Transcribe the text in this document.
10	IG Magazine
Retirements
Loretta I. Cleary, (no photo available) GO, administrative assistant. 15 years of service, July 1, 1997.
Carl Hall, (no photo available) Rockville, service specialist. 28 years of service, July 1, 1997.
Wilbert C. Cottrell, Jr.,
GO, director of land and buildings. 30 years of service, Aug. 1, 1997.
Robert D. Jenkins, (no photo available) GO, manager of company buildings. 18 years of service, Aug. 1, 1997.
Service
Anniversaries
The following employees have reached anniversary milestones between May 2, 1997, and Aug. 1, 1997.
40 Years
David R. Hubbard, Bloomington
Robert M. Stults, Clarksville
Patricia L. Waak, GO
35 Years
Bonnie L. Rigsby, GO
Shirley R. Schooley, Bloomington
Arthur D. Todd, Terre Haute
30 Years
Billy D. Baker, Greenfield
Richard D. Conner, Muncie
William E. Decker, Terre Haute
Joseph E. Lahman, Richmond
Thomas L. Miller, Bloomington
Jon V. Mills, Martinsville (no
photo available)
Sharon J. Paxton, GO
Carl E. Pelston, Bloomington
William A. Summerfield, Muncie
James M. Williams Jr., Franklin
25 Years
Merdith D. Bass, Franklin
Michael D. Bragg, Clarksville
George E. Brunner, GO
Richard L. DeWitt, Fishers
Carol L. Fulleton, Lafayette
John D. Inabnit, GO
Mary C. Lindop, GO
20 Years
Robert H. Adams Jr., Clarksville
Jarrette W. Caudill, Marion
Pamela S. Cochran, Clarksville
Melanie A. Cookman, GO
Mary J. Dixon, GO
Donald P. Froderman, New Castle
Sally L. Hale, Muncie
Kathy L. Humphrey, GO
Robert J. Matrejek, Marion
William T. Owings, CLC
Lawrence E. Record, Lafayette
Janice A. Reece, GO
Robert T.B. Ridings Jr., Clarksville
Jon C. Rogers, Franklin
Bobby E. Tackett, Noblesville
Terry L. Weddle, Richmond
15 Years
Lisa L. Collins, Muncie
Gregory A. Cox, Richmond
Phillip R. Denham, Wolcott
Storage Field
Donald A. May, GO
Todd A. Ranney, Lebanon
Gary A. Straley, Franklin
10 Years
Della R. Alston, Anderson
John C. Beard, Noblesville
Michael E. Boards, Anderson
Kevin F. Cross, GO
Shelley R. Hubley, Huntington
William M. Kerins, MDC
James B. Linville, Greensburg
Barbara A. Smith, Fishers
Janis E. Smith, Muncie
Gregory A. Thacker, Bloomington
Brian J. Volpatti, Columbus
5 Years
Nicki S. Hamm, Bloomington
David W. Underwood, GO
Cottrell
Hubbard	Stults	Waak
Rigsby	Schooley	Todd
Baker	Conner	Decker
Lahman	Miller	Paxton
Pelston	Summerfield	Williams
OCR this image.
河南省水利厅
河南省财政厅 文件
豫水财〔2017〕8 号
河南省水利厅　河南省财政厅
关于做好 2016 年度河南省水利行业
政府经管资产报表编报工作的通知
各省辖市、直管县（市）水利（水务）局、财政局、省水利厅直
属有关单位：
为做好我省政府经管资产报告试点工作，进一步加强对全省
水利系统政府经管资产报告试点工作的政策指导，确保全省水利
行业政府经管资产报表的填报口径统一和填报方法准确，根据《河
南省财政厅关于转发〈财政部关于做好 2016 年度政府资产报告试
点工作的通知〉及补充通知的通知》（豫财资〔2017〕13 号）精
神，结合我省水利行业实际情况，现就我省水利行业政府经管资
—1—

+ + +

§ Task brief:
Select every line in the records above that contains the word "Rigsby".

§ Result below:
Bonnie L. Rigsby, GO
Rigsby	Schooley	Todd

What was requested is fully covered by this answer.